◆ CHALLENGE: Search the material below for the string "JSON" and extract each line that has it.

#### SOURCE DATA ####

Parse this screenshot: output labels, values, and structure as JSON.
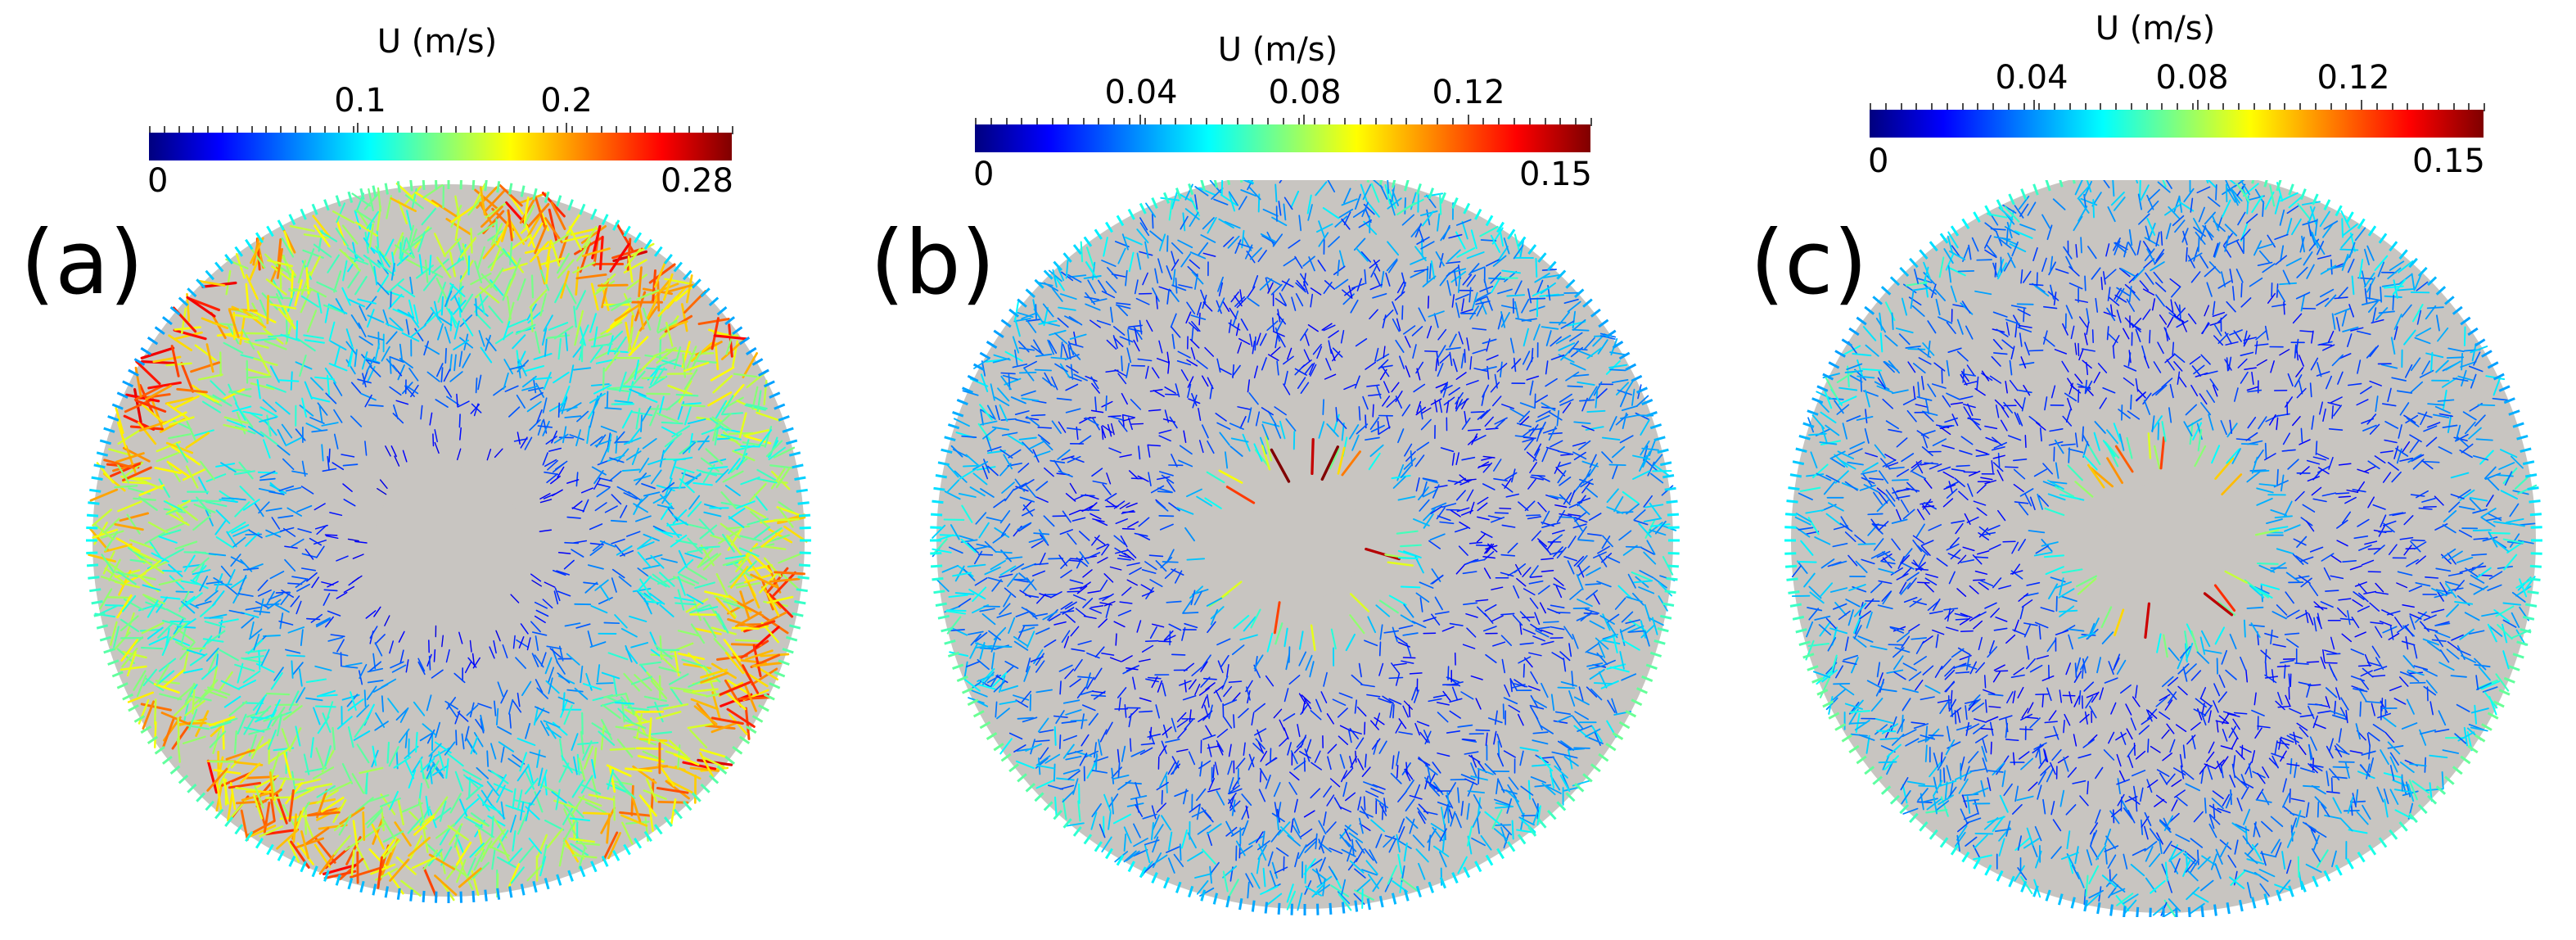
{
  "panels": [
    {
      "label": "(a)",
      "colorbar": {
        "title": "U (m/s)",
        "min_label": "0",
        "max_label": "0.28",
        "ticks": [
          {
            "value": 0.1,
            "label": "0.1"
          },
          {
            "value": 0.2,
            "label": "0.2"
          }
        ],
        "range": [
          0,
          0.28
        ]
      }
    },
    {
      "label": "(b)",
      "colorbar": {
        "title": "U (m/s)",
        "min_label": "0",
        "max_label": "0.15",
        "ticks": [
          {
            "value": 0.04,
            "label": "0.04"
          },
          {
            "value": 0.08,
            "label": "0.08"
          },
          {
            "value": 0.12,
            "label": "0.12"
          }
        ],
        "range": [
          0,
          0.15
        ]
      }
    },
    {
      "label": "(c)",
      "colorbar": {
        "title": "U (m/s)",
        "min_label": "0",
        "max_label": "0.15",
        "ticks": [
          {
            "value": 0.04,
            "label": "0.04"
          },
          {
            "value": 0.08,
            "label": "0.08"
          },
          {
            "value": 0.12,
            "label": "0.12"
          }
        ],
        "range": [
          0,
          0.15
        ]
      }
    }
  ],
  "colors": {
    "domain_fill": "#c8c5c1",
    "colormap": "jet"
  }
}
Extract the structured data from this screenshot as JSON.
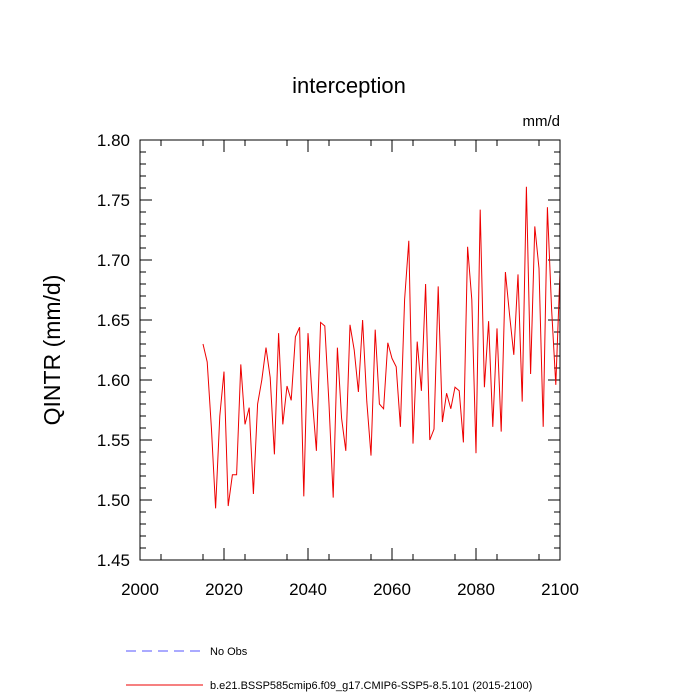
{
  "chart_data": {
    "type": "line",
    "title": "interception",
    "units": "mm/d",
    "xlabel": "",
    "ylabel": "QINTR  (mm/d)",
    "xlim": [
      2000,
      2100
    ],
    "ylim": [
      1.45,
      1.8
    ],
    "xticks": [
      2000,
      2020,
      2040,
      2060,
      2080,
      2100
    ],
    "yticks": [
      "1.45",
      "1.50",
      "1.55",
      "1.60",
      "1.65",
      "1.70",
      "1.75",
      "1.80"
    ],
    "grid": false,
    "legend": {
      "placement": "bottom-left"
    },
    "series": [
      {
        "name": "No Obs",
        "color": "#5555ff",
        "style": "dashed",
        "x": [],
        "y": []
      },
      {
        "name": "b.e21.BSSP585cmip6.f09_g17.CMIP6-SSP5-8.5.101 (2015-2100)",
        "color": "#ee0000",
        "style": "solid",
        "x": [
          2015,
          2016,
          2017,
          2018,
          2019,
          2020,
          2021,
          2022,
          2023,
          2024,
          2025,
          2026,
          2027,
          2028,
          2029,
          2030,
          2031,
          2032,
          2033,
          2034,
          2035,
          2036,
          2037,
          2038,
          2039,
          2040,
          2041,
          2042,
          2043,
          2044,
          2045,
          2046,
          2047,
          2048,
          2049,
          2050,
          2051,
          2052,
          2053,
          2054,
          2055,
          2056,
          2057,
          2058,
          2059,
          2060,
          2061,
          2062,
          2063,
          2064,
          2065,
          2066,
          2067,
          2068,
          2069,
          2070,
          2071,
          2072,
          2073,
          2074,
          2075,
          2076,
          2077,
          2078,
          2079,
          2080,
          2081,
          2082,
          2083,
          2084,
          2085,
          2086,
          2087,
          2088,
          2089,
          2090,
          2091,
          2092,
          2093,
          2094,
          2095,
          2096,
          2097,
          2098,
          2099,
          2100
        ],
        "y": [
          1.63,
          1.615,
          1.56,
          1.493,
          1.57,
          1.607,
          1.495,
          1.521,
          1.521,
          1.613,
          1.563,
          1.577,
          1.505,
          1.58,
          1.6,
          1.627,
          1.602,
          1.538,
          1.639,
          1.563,
          1.595,
          1.583,
          1.636,
          1.644,
          1.503,
          1.639,
          1.585,
          1.541,
          1.648,
          1.645,
          1.58,
          1.502,
          1.627,
          1.568,
          1.541,
          1.646,
          1.625,
          1.59,
          1.65,
          1.582,
          1.537,
          1.642,
          1.58,
          1.576,
          1.631,
          1.618,
          1.611,
          1.561,
          1.667,
          1.716,
          1.547,
          1.632,
          1.591,
          1.68,
          1.55,
          1.559,
          1.678,
          1.565,
          1.589,
          1.576,
          1.594,
          1.591,
          1.548,
          1.711,
          1.667,
          1.539,
          1.742,
          1.594,
          1.649,
          1.561,
          1.643,
          1.557,
          1.69,
          1.654,
          1.621,
          1.688,
          1.582,
          1.761,
          1.605,
          1.728,
          1.693,
          1.561,
          1.744,
          1.659,
          1.596,
          1.69
        ]
      }
    ]
  }
}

####

◆ WRITTEN REPLY:
Parse this screenshot: output labels, values, and structure as JSON.
Extract the structured data from this screenshot as JSON.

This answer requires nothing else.